### [WHAT TO WORK ON]
Your answer must be a single number: how many lines in the records include the word "this".

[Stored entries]
:::::
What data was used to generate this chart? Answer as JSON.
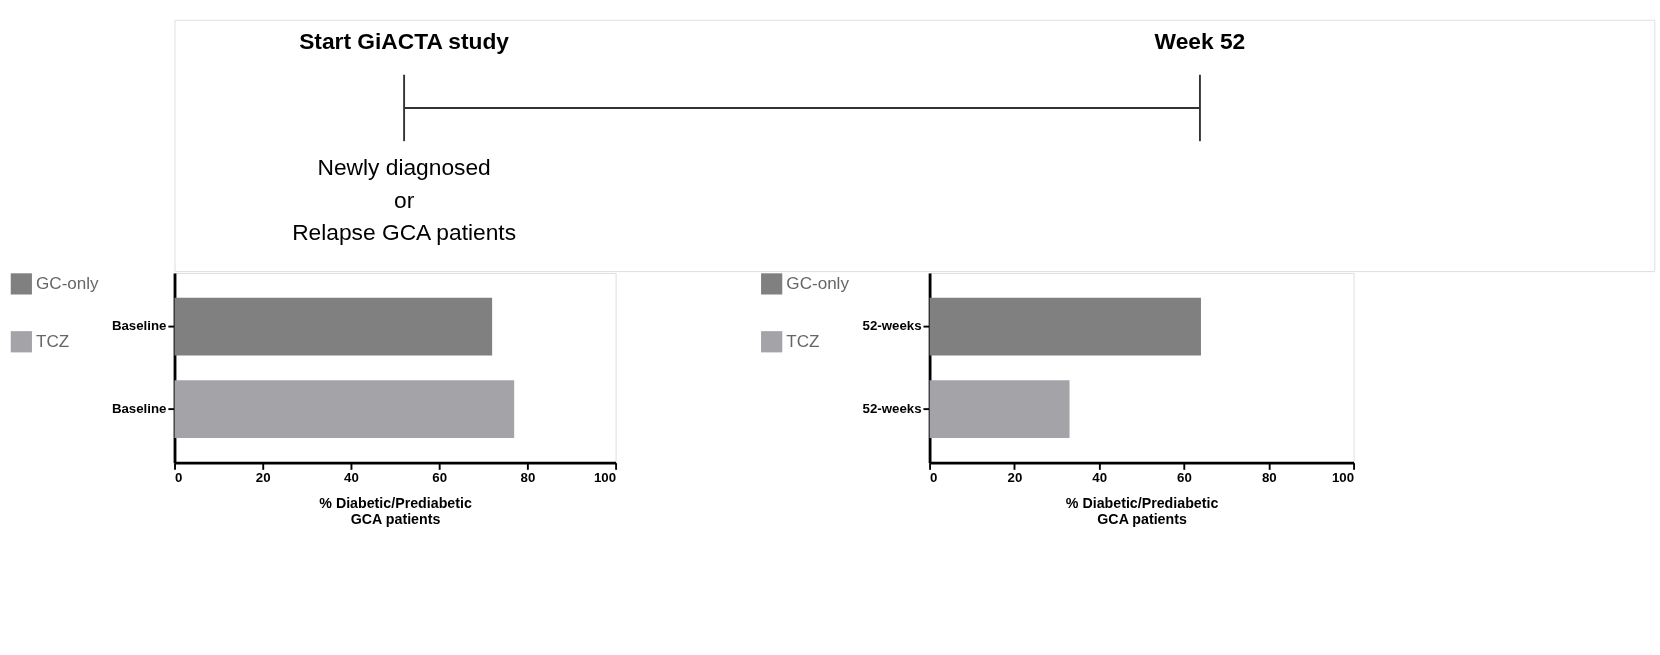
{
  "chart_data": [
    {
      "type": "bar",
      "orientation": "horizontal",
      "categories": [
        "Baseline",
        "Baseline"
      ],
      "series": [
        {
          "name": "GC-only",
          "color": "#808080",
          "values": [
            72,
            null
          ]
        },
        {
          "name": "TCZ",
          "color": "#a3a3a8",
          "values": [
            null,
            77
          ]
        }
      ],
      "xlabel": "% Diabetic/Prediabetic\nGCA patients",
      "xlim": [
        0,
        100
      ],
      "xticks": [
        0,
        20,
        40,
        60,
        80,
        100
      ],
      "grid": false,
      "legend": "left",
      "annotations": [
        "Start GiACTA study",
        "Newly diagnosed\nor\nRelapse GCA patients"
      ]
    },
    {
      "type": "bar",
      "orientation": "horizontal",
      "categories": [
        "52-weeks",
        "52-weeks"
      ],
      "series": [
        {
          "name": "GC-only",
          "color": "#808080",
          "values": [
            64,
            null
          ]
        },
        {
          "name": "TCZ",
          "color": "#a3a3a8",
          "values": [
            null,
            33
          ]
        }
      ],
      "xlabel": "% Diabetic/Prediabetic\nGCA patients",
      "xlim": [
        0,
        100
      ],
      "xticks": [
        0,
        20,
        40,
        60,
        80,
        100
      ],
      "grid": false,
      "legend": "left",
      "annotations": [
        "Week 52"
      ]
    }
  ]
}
:::::
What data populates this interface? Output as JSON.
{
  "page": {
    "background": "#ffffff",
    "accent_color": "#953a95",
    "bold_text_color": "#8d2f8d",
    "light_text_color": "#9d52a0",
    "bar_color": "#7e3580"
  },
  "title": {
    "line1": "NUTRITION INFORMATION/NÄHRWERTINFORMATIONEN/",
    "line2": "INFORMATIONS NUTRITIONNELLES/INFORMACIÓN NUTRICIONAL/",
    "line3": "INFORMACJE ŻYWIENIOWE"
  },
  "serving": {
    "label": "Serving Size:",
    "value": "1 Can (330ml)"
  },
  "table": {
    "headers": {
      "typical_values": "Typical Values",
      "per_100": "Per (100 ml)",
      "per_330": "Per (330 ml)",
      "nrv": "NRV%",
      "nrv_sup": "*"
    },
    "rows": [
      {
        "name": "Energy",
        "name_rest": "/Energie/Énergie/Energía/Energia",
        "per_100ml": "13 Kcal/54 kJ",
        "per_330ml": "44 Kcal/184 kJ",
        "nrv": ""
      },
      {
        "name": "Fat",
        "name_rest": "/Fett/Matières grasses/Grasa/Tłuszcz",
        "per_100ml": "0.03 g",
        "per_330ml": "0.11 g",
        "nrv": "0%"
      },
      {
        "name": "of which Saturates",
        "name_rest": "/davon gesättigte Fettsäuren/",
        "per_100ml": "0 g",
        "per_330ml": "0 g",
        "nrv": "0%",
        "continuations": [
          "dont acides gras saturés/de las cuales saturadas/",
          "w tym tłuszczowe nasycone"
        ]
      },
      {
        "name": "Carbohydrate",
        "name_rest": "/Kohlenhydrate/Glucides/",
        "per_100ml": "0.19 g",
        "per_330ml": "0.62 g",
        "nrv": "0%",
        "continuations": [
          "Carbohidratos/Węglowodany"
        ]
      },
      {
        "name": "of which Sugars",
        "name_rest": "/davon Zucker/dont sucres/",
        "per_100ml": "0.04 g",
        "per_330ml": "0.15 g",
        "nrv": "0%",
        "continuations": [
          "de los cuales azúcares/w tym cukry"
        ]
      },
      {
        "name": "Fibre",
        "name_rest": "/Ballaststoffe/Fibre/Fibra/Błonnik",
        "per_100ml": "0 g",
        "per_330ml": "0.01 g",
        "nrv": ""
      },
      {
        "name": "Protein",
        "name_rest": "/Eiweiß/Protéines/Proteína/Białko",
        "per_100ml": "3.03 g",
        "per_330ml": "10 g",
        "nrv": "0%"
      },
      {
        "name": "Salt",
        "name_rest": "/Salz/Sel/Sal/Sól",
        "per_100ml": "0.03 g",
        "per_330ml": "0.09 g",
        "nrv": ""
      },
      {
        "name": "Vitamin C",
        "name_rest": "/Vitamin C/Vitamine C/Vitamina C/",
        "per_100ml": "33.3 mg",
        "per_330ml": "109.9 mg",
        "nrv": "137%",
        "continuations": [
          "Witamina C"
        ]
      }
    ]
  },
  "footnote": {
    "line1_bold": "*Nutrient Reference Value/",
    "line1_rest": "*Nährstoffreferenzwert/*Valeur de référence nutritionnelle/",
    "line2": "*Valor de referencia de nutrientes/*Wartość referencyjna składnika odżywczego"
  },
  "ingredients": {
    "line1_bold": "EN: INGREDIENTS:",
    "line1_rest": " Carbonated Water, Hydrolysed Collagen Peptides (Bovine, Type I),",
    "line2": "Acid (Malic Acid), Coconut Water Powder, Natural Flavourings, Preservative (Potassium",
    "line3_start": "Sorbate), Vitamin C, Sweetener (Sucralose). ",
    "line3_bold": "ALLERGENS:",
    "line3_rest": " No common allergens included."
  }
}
:::::
### [EXERCISE RESPONSE]
2